╔══

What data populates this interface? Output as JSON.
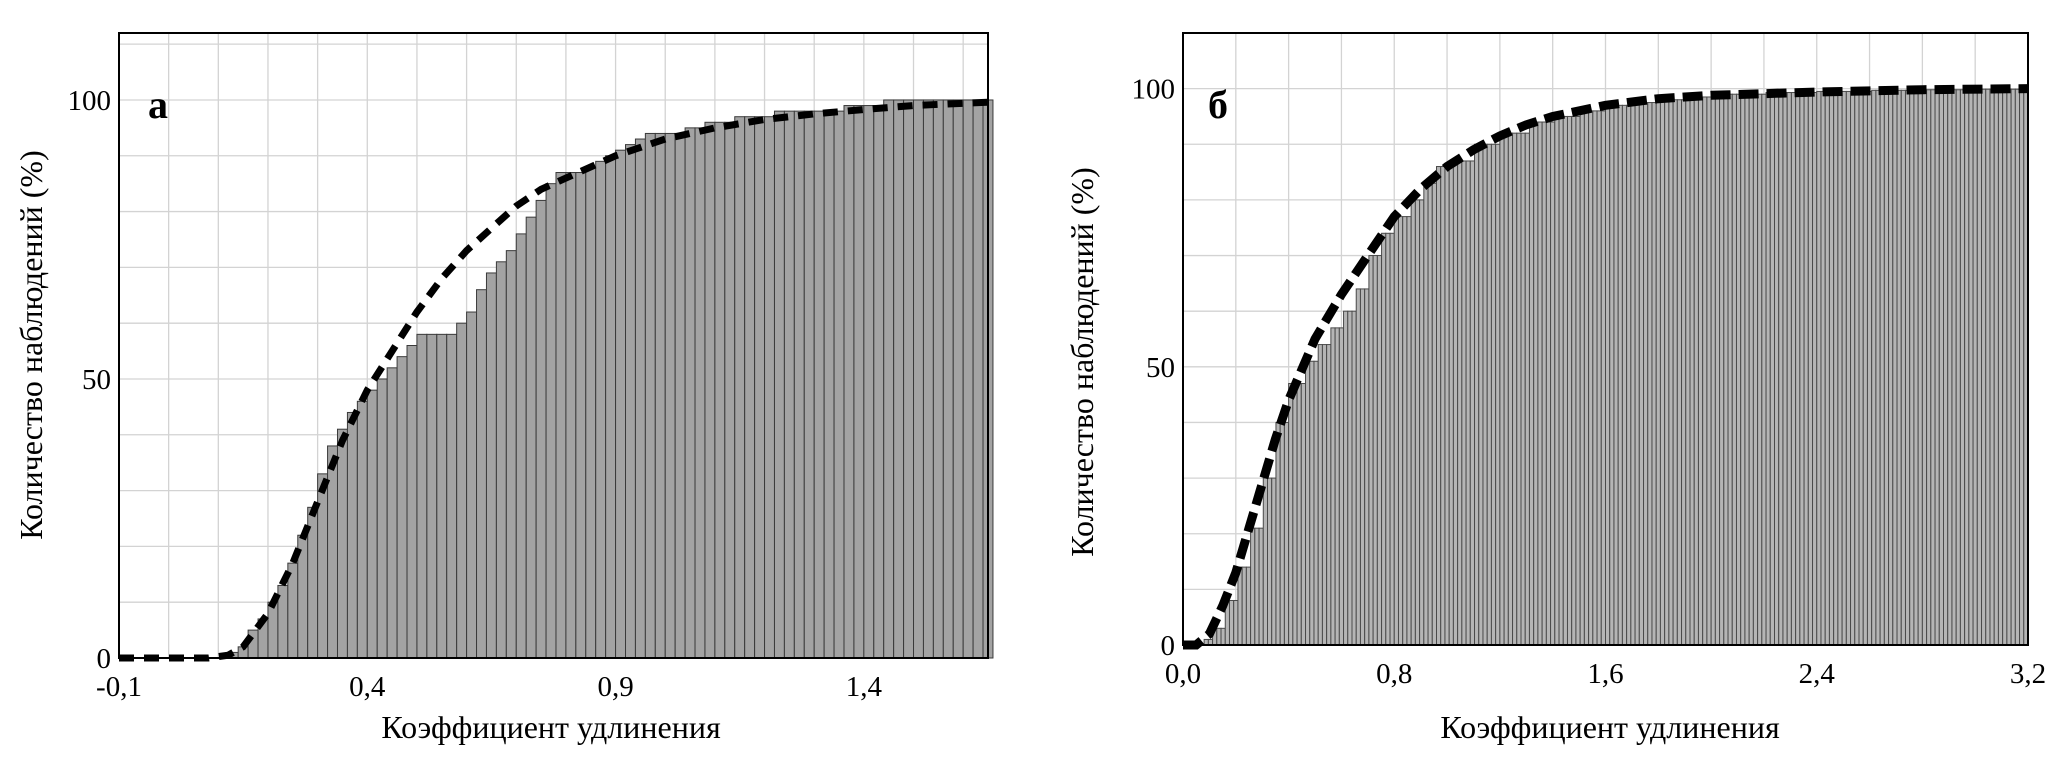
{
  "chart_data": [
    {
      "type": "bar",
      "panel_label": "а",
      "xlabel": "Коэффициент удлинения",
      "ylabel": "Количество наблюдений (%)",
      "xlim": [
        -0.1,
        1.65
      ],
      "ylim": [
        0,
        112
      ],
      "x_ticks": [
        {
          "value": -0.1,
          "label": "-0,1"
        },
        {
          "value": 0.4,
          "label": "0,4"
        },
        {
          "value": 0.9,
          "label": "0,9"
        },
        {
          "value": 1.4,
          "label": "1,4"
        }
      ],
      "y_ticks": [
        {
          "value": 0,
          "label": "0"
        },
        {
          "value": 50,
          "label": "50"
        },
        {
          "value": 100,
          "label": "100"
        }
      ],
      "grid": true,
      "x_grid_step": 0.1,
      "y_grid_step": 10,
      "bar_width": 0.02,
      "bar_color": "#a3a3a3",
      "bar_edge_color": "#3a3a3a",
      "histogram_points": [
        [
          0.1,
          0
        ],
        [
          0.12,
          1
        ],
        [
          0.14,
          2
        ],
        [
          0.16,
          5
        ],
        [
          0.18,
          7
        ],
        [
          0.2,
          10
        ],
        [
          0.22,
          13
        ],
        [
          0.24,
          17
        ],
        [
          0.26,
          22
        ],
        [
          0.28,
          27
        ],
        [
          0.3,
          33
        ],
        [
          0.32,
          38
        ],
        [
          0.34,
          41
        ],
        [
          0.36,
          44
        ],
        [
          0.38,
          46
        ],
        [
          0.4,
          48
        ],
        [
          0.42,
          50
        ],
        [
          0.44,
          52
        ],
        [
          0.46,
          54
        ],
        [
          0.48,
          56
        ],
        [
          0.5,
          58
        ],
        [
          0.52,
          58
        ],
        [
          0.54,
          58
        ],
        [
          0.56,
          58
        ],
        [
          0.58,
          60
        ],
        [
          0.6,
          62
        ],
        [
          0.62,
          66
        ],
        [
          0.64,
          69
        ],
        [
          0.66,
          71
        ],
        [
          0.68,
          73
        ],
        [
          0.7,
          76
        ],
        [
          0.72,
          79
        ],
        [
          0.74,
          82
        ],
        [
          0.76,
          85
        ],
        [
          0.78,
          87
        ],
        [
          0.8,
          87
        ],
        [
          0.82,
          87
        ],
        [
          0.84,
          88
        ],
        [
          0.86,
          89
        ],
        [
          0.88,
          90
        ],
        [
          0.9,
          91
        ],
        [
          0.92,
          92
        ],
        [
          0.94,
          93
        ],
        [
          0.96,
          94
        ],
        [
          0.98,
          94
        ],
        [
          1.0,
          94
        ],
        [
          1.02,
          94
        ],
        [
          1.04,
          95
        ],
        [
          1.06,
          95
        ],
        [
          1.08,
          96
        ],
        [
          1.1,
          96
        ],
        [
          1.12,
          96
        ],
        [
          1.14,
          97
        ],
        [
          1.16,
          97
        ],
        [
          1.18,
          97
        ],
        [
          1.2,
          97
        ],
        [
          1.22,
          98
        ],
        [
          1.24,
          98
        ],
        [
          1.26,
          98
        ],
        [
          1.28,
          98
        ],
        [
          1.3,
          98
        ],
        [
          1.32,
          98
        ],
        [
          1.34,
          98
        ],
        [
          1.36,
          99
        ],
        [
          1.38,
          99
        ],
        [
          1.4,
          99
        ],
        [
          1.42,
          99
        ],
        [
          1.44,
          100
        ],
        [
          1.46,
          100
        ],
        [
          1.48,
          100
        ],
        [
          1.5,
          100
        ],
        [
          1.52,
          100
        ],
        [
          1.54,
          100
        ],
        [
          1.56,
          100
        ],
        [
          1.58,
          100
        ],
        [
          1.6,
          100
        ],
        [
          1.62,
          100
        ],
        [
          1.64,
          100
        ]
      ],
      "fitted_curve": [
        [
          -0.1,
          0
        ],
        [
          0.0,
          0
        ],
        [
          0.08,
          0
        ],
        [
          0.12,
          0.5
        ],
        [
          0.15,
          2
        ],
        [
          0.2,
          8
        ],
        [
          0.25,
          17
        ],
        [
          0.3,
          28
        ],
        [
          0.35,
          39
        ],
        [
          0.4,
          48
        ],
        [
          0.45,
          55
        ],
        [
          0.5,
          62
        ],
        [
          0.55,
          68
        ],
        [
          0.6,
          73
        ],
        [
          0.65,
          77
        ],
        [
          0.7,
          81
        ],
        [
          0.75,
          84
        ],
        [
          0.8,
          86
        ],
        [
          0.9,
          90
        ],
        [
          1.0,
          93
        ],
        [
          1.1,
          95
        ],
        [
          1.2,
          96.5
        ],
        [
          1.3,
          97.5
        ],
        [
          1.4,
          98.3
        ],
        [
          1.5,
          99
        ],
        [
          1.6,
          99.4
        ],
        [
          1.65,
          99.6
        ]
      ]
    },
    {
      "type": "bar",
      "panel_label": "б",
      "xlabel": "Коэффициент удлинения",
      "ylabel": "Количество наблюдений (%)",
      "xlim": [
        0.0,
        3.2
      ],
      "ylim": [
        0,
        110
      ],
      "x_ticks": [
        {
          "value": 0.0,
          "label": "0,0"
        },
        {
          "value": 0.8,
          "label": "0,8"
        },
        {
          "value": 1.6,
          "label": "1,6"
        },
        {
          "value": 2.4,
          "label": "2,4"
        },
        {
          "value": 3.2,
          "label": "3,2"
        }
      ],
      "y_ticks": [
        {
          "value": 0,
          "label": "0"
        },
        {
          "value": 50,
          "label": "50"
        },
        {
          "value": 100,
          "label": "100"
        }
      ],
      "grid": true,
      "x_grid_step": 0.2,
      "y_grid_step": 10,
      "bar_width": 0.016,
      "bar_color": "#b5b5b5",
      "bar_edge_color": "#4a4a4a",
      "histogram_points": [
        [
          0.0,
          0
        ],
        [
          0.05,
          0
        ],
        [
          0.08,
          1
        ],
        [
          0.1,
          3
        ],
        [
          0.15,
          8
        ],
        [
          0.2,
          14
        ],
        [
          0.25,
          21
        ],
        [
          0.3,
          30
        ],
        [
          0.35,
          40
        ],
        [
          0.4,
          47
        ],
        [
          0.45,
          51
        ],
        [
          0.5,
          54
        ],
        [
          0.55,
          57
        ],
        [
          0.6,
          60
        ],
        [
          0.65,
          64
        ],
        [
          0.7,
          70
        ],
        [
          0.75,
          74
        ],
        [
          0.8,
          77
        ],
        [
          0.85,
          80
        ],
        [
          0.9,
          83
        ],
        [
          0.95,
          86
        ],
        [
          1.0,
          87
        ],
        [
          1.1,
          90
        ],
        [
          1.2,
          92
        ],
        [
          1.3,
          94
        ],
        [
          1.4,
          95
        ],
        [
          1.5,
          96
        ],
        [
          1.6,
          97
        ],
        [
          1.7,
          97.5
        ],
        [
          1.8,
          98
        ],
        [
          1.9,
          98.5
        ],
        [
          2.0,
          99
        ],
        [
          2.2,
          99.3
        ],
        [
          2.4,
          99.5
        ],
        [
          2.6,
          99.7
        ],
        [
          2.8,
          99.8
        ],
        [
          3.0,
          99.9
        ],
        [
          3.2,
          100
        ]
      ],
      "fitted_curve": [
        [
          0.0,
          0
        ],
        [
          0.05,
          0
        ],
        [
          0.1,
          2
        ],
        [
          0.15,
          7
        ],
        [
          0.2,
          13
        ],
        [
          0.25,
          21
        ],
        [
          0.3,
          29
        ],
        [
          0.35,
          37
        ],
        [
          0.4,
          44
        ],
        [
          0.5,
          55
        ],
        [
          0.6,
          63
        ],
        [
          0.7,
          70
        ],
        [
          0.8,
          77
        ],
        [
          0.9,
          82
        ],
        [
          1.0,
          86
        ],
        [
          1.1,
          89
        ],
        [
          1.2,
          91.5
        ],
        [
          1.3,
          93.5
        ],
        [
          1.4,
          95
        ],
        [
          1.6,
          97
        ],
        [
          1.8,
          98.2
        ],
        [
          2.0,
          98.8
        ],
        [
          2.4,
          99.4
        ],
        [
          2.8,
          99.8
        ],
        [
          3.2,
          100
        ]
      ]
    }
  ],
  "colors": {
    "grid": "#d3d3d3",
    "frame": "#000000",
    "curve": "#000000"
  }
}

╚══
╔══

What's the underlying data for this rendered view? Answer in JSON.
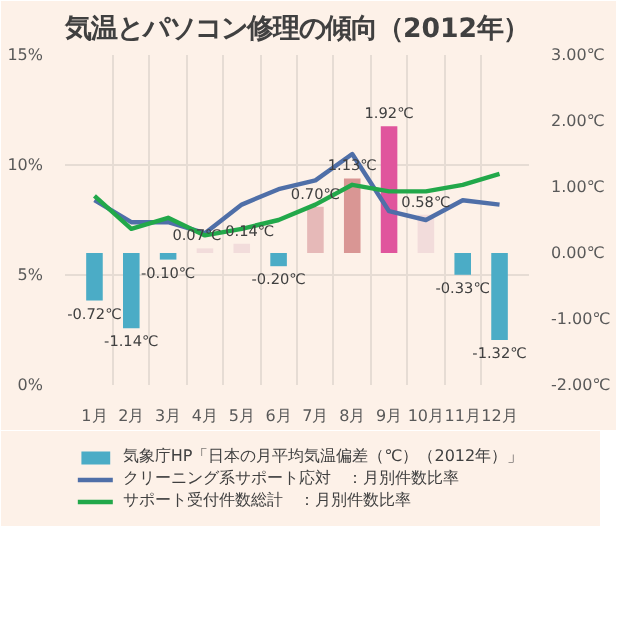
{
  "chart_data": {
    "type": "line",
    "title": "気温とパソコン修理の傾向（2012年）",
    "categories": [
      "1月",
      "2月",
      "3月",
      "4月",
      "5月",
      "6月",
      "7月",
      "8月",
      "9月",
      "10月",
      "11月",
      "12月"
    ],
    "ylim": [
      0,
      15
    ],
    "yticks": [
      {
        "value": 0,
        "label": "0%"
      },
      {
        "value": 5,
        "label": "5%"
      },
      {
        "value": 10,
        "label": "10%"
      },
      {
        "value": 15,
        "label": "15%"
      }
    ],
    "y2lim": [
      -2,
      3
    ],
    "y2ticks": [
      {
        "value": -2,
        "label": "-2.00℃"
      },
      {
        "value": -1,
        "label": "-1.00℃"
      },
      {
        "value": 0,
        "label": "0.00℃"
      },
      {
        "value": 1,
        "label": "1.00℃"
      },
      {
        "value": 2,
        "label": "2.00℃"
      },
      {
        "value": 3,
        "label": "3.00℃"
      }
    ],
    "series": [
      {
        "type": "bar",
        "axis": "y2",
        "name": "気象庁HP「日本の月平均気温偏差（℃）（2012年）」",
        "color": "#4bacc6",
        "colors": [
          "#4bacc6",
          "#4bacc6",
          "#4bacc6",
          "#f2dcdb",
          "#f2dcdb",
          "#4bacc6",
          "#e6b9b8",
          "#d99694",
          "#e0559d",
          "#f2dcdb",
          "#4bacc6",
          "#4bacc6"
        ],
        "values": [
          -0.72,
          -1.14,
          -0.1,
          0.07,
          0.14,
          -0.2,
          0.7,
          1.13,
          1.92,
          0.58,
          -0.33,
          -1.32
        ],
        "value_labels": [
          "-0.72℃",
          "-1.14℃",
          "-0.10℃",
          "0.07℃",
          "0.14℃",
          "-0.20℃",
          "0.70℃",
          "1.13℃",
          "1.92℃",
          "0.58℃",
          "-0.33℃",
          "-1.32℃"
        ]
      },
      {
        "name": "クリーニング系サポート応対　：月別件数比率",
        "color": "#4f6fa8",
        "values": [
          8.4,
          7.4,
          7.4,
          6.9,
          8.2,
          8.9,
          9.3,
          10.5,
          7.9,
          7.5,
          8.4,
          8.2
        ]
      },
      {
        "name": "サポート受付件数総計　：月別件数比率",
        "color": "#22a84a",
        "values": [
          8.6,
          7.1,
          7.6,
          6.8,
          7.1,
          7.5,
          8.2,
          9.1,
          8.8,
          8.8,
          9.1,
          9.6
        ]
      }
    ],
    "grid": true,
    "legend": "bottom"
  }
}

╚══

What this task involves >>
List each line in the listing that contains the string "月別件数比率".

Solved exercise >>
        "name": "クリーニング系サポート応対　：月別件数比率",
        "name": "サポート受付件数総計　：月別件数比率",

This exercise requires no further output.